Items from a dataset:
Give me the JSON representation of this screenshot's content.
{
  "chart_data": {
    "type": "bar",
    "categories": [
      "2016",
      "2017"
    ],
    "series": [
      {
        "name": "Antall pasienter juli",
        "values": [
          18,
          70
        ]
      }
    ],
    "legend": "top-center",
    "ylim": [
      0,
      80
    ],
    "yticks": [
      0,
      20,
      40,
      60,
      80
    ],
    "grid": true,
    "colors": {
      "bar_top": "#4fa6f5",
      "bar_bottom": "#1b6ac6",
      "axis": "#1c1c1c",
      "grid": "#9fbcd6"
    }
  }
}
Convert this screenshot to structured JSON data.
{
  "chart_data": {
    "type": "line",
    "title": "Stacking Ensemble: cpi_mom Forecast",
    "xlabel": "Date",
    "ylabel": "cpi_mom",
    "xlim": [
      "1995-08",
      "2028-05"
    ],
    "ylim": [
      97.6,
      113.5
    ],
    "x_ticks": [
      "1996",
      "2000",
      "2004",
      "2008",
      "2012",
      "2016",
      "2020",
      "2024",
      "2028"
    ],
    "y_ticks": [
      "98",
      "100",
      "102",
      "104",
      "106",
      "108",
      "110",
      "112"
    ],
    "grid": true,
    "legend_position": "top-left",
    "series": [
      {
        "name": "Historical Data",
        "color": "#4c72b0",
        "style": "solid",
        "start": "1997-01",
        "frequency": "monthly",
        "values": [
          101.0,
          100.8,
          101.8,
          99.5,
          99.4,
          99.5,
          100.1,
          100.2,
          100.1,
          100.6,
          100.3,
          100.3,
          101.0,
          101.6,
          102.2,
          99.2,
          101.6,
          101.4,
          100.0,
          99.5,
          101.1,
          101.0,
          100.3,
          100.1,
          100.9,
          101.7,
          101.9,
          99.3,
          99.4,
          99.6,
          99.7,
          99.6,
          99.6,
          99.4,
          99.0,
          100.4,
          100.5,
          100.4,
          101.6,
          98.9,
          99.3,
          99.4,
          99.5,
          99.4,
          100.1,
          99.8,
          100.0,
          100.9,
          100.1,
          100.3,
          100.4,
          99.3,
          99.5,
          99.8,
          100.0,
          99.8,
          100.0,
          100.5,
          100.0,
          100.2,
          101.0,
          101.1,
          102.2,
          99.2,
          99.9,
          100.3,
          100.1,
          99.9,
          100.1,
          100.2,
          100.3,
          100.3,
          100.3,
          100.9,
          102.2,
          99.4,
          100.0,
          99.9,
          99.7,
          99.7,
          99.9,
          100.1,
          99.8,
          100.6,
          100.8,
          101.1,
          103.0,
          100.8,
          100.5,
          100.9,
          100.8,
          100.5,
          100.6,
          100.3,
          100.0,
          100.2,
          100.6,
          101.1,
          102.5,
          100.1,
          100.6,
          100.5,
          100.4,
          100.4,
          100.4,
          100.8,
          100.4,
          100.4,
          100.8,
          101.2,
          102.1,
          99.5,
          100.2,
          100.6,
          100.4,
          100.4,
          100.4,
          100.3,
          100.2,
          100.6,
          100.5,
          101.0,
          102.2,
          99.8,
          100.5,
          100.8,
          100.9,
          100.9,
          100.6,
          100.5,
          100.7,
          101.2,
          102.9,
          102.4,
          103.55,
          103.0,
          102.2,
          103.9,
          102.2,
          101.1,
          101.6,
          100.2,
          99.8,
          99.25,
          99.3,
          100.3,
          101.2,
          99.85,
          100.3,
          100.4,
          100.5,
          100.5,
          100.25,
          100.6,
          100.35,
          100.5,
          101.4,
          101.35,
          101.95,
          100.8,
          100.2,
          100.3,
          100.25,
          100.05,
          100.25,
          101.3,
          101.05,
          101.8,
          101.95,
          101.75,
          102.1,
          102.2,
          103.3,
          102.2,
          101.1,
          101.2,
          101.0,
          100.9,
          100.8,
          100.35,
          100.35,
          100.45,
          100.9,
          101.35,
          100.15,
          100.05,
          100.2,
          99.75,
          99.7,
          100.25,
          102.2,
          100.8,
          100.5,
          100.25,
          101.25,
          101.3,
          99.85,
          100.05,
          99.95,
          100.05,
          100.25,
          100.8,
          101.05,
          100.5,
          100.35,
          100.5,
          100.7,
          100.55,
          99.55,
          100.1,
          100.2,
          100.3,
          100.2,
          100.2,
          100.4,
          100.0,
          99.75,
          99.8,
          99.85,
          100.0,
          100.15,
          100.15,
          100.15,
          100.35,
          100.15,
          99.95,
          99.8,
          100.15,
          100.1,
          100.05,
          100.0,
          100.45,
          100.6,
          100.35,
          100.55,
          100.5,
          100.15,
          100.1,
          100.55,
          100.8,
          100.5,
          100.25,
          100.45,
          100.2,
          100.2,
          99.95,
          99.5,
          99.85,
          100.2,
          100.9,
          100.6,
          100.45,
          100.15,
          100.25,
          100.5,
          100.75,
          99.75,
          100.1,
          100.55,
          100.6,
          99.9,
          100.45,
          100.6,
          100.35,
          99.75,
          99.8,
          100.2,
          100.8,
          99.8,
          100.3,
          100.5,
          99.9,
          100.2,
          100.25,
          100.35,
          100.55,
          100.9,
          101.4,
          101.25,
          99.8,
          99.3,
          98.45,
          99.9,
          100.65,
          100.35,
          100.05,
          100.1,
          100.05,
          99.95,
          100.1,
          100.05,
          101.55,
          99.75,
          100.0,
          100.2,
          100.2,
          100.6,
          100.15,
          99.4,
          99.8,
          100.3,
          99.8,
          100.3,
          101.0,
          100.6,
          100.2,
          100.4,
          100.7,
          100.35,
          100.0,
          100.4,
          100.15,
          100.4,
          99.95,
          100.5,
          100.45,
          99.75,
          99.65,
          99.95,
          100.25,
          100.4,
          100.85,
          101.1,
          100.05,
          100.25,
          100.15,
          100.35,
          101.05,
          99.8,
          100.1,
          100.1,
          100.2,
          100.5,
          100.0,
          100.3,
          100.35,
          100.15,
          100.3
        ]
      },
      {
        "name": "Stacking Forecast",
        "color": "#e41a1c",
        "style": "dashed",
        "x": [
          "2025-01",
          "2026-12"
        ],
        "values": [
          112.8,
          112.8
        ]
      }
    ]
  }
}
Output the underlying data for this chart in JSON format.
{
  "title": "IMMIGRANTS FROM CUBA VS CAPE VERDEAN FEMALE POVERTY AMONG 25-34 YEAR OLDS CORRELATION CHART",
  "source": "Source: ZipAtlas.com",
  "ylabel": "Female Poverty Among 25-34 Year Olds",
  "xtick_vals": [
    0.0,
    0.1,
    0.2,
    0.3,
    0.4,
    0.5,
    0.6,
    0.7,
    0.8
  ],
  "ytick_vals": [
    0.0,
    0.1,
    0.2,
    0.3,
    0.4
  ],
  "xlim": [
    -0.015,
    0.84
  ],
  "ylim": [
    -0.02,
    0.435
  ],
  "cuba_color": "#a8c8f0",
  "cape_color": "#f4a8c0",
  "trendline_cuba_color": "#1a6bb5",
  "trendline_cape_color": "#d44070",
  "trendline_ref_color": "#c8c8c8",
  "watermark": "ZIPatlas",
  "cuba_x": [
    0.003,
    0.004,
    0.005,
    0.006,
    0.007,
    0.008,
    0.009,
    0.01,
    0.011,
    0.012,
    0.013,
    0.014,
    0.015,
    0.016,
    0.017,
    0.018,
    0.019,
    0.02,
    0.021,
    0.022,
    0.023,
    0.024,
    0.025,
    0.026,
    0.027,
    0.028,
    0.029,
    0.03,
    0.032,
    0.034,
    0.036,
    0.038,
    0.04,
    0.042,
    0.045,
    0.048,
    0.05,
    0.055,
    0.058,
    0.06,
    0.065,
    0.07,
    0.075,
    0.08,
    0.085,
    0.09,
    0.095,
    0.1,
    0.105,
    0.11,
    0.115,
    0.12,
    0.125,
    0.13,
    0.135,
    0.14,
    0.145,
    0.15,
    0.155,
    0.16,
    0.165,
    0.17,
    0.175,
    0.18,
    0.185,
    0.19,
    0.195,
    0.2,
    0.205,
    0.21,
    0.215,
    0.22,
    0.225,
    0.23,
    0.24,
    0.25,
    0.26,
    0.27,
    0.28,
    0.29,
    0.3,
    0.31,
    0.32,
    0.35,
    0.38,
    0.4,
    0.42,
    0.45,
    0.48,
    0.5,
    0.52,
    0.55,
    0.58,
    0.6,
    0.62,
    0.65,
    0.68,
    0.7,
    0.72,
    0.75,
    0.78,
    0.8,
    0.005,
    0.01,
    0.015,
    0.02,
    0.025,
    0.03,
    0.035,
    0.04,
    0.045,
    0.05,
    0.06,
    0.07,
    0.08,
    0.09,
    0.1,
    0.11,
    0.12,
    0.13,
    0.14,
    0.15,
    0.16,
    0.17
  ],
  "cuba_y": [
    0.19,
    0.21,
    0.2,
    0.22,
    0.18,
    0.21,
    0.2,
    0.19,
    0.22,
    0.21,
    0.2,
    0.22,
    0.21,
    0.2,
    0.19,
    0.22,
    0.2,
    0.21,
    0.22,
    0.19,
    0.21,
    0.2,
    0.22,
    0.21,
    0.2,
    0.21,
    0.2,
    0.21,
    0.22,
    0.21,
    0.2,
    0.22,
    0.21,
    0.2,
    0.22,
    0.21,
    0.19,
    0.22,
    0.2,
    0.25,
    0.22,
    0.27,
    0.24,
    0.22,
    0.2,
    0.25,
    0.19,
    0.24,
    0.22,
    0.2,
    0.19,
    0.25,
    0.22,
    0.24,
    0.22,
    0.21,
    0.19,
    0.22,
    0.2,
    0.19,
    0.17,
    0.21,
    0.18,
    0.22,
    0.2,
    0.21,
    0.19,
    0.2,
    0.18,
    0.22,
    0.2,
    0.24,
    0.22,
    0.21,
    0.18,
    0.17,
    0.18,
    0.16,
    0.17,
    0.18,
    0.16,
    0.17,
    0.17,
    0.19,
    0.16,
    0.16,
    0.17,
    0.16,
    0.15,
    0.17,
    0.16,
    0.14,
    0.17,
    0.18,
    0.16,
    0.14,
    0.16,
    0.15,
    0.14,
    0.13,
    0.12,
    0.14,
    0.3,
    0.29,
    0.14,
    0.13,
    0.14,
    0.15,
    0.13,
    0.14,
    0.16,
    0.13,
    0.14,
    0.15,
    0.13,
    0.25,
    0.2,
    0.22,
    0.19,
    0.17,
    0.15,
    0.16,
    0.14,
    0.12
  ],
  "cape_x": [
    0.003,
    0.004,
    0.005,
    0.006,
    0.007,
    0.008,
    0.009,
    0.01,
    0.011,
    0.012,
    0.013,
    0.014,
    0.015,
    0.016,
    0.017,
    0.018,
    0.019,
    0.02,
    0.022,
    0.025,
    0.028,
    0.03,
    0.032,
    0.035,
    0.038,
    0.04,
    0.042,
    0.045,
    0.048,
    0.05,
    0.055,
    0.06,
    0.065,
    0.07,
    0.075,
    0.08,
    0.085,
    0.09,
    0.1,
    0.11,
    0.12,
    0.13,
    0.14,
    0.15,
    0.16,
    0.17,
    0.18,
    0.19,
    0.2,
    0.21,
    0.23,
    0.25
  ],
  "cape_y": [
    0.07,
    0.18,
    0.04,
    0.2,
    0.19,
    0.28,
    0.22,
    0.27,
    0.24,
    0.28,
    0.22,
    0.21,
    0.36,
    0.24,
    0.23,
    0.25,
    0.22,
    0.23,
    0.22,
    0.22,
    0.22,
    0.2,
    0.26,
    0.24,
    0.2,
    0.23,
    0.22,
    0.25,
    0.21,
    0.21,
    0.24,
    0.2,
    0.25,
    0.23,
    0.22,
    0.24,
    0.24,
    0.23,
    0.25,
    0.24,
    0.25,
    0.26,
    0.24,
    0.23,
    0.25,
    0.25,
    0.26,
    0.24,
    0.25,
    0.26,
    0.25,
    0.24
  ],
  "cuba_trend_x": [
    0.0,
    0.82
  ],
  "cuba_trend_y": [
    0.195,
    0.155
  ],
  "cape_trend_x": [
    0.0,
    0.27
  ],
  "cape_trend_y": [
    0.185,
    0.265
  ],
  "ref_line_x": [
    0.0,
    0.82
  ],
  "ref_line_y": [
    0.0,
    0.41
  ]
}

▸ Task to complete: List all lines holding the string "JSON".

▸ Solution to this problem:
Give me the JSON representation of this screenshot's content.
Convert this screenshot to structured JSON data.
Output the underlying data for this chart in JSON format.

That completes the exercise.